*RECORDS SHOWN*.

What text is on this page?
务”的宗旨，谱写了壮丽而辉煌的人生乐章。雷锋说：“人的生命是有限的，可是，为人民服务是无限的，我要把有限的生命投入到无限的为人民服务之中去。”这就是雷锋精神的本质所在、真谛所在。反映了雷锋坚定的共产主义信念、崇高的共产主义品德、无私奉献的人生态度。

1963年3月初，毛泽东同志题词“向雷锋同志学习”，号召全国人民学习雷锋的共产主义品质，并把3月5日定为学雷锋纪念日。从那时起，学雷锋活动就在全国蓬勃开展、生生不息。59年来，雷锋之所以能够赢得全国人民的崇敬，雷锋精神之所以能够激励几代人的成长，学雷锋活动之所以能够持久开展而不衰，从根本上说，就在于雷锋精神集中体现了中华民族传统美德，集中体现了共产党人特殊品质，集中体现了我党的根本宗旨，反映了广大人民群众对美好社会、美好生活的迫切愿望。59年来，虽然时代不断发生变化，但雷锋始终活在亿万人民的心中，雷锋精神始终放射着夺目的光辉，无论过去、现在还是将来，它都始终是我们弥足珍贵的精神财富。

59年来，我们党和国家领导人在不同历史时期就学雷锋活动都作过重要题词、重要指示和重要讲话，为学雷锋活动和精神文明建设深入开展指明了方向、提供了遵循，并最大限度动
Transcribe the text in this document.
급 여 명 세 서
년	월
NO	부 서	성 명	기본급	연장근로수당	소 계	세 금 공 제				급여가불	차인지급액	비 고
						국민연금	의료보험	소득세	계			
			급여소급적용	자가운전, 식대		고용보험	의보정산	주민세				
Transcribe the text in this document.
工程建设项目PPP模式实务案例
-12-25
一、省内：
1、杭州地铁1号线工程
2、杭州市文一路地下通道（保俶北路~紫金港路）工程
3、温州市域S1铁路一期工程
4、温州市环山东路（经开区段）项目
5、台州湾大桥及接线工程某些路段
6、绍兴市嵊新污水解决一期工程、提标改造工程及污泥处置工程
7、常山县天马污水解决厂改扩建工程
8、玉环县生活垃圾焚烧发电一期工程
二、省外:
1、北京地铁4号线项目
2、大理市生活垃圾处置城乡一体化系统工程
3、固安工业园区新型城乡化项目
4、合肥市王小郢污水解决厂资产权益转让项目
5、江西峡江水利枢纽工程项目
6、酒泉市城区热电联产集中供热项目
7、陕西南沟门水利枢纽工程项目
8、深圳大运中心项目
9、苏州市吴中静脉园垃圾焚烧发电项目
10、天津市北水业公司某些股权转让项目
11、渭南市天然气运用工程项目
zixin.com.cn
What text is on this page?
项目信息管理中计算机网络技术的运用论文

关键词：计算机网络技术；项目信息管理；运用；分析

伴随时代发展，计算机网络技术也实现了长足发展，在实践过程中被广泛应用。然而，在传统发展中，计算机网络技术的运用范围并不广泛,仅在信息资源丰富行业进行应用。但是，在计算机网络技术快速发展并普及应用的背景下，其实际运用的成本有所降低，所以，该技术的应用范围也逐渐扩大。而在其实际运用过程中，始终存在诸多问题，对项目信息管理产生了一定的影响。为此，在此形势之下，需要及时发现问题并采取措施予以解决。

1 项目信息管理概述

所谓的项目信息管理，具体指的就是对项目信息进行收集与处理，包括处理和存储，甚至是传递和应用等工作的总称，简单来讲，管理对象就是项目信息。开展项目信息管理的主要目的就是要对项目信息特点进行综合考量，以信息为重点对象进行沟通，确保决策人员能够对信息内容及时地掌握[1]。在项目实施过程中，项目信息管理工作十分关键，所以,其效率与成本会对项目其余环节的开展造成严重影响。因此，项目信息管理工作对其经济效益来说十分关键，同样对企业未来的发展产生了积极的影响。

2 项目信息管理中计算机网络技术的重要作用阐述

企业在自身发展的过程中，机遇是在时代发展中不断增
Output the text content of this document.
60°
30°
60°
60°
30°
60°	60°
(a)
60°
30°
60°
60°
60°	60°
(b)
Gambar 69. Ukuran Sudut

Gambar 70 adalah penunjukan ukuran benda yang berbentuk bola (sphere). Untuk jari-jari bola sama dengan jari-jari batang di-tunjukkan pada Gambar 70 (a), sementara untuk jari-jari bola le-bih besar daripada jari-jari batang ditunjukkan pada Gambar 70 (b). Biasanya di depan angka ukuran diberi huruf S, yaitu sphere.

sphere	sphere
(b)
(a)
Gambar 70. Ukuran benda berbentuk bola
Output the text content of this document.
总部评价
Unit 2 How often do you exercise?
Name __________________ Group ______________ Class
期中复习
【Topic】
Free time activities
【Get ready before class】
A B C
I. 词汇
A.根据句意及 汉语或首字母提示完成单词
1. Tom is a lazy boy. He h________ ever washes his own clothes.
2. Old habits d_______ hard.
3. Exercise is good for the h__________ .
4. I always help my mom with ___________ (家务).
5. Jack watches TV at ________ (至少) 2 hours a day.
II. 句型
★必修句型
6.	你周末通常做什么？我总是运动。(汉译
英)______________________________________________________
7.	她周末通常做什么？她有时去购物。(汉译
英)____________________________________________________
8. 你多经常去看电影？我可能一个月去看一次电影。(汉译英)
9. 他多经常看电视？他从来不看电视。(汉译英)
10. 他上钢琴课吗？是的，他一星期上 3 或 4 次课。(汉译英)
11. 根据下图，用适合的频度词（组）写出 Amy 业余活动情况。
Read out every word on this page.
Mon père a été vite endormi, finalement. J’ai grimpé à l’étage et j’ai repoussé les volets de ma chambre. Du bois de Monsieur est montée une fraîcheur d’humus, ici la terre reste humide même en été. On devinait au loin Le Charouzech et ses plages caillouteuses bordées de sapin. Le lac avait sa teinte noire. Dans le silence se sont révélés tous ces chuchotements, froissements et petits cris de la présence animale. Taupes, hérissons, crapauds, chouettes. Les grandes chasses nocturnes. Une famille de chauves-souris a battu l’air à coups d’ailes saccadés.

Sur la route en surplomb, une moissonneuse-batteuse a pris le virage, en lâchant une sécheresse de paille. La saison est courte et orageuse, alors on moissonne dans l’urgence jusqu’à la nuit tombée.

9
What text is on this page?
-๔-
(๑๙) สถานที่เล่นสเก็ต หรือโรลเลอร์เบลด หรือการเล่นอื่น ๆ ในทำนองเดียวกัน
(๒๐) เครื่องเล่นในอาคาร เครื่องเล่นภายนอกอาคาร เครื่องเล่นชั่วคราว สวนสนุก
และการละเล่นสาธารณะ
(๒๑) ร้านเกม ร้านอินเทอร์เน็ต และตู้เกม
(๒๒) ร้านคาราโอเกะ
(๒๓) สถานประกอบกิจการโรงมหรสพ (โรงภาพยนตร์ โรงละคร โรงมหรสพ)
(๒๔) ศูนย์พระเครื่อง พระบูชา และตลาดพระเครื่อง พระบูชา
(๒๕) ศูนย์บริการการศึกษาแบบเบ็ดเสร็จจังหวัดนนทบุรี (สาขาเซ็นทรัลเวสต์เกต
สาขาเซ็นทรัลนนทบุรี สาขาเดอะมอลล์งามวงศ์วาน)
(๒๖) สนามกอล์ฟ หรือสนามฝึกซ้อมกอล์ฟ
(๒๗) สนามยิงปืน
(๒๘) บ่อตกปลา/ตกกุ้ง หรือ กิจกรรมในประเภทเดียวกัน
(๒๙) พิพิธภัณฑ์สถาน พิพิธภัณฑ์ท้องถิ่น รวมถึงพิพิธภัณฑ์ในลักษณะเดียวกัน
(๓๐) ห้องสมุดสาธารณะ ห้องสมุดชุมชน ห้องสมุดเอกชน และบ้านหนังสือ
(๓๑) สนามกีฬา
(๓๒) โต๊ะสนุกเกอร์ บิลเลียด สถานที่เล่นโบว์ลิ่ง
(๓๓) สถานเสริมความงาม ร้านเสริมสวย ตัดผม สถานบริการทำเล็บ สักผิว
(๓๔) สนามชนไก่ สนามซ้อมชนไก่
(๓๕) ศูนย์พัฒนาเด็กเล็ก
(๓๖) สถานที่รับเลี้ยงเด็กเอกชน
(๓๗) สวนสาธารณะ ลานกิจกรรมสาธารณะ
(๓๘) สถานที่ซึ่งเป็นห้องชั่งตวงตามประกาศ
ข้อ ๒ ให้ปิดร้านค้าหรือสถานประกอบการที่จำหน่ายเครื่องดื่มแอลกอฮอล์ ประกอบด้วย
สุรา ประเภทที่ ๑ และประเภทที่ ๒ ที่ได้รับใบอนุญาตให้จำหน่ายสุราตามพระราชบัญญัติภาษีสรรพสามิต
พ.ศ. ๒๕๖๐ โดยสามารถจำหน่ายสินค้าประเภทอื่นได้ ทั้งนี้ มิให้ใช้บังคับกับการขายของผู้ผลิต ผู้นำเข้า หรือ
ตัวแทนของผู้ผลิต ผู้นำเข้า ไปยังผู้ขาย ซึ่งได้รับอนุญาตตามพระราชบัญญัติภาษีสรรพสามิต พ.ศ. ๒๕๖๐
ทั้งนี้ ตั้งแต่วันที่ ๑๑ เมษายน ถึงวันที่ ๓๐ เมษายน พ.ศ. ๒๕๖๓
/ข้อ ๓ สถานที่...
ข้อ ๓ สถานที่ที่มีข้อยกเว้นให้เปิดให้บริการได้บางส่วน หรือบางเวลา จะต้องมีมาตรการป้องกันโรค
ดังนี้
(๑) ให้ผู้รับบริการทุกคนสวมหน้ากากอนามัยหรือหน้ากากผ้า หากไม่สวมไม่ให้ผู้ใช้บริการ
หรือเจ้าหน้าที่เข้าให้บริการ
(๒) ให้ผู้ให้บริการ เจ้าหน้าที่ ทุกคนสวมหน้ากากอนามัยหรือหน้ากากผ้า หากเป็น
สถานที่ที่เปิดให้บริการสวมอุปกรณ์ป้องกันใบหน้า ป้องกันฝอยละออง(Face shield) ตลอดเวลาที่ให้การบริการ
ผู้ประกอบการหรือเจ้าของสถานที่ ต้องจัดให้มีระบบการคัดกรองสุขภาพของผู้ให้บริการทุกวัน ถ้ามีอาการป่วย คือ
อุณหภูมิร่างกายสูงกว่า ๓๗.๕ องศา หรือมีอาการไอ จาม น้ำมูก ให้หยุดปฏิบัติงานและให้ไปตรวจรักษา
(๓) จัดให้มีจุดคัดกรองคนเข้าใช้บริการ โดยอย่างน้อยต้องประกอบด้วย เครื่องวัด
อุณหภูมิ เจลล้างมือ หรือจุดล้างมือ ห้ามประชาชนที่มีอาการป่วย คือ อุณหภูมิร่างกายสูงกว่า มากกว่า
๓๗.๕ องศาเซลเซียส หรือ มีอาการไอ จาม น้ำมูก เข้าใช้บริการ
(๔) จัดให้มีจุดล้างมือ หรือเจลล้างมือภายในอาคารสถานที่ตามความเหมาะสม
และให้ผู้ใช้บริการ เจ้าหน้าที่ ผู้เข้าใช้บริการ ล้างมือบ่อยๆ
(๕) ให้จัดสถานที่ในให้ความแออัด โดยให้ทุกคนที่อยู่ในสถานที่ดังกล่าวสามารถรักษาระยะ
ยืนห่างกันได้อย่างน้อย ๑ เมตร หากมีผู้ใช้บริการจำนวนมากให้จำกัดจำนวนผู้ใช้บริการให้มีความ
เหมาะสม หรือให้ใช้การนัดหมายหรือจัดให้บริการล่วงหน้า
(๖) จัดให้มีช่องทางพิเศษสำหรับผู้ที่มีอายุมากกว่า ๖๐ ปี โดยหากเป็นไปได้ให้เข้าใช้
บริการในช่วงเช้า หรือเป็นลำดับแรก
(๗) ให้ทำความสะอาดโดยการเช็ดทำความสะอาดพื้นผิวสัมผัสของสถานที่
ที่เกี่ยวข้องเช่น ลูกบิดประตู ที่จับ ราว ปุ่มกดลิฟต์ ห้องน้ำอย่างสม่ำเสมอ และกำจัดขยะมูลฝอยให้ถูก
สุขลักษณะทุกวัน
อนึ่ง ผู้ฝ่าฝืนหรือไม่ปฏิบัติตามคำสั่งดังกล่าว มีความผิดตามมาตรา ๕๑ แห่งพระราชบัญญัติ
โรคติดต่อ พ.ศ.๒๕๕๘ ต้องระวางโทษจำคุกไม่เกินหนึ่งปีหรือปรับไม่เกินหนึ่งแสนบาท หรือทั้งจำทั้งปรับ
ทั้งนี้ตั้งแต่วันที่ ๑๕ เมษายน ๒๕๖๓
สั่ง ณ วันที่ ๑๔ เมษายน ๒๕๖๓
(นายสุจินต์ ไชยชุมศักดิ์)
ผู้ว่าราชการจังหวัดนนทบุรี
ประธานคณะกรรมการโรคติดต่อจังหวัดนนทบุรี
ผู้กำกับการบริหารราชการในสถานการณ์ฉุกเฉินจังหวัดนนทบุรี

*WRITTEN INSTRUCTION*.
Pick out the lines that include the word "ากากผ" and write them out.

*THE COMPLETED TASK*.
(๑) ให้ผู้รับบริการทุกคนสวมหน้ากากอนามัยหรือหน้ากากผ้า หากไม่สวมไม่ให้ผู้ใช้บริการ
(๒) ให้ผู้ให้บริการ เจ้าหน้าที่ ทุกคนสวมหน้ากากอนามัยหรือหน้ากากผ้า หากเป็น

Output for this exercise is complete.